#### GIVEN TEXT:

━━━━━━━━━━━━━━━━━━━━

# 243 ammo



## younggun62 (Sep 28, 2006)

I just won a new 243 last night at a pheasant forever banquet, what is the best coyote round for it. :sniper:


----------



## Fallguy (Jan 23, 2004)

Factory or reloads?

I don't reload. Someone else could give you some input on that.

I am trying to find the best factory ammo right now. I shot 95 grain Federal Fusions this year since I used them for deer season. I killed 4 coyotes with that round and I am still not sold on it. I was thinking a larger, slower bullet would result in less fur damage than a fast bullet. It wasn't too bad though. I had one with a quarter size entry and no exit, and then one with a exit slit the size of a half business card. The others were in between that. I will probably continue using them next year. They are cheap too.


----------



## younggun62 (Sep 28, 2006)

I dont reload, I buy factory loads, I have a .223 already which I love, but I dont know what grain of shell people use the most


----------



## wackemstackem (Feb 22, 2007)

Ive had my best luck with win 55 grain,


----------



## Kelly Hannan (Jan 9, 2007)

I use 85 gr sierra bullet and 35 gr 4895 powder for coyotes. 100 gr hornady bullet with 33 gr 4895 for deer. I am very pleased with both loads. as always apraoch these loads carefully.Most people do not like 4895 powder, but I don't mind measuring each load. These should not be dangerous, but one can never be to careful. I was using hornady 58 gr v-max/moly with 38 gr 4895, very flat and fast, but lost 2 coyotes. No blood and no hair, but definatly hit them. hope this helps


----------



## Yote Killer (Feb 26, 2007)

━━━━━━━━━━━━━━━━━━━━

#### STORED DATA:
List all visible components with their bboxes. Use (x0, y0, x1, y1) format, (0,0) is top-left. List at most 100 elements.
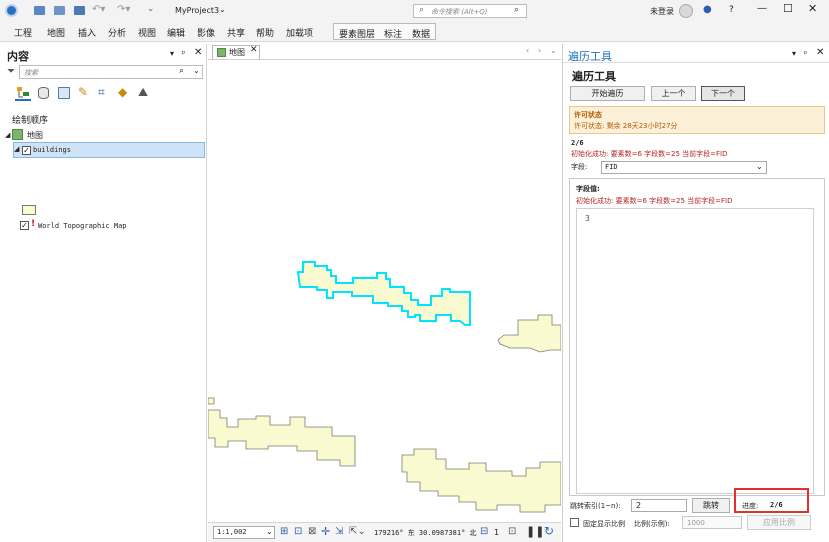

━━━━━━━━━━━━━━━━━━━━

#### REQUIREMENTS:
Copy the forum thread on .243 ammo from the words "I just won a" through the words "are cheap too.", replacing "fur damage" with "pelt damage" wherever it occurs. The lines after the forum thread are separate material and have no connection to it.

#### ANSWER:
I just won a new 243 last night at a pheasant forever banquet, what is the best coyote round for it. :sniper:


----------



## Fallguy (Jan 23, 2004)

Factory or reloads?

I don't reload. Someone else could give you some input on that.

I am trying to find the best factory ammo right now. I shot 95 grain Federal Fusions this year since I used them for deer season. I killed 4 coyotes with that round and I am still not sold on it. I was thinking a larger, slower bullet would result in less pelt damage than a fast bullet. It wasn't too bad though. I had one with a quarter size entry and no exit, and then one with a exit slit the size of a half business card. The others were in between that. I will probably continue using them next year. They are cheap too.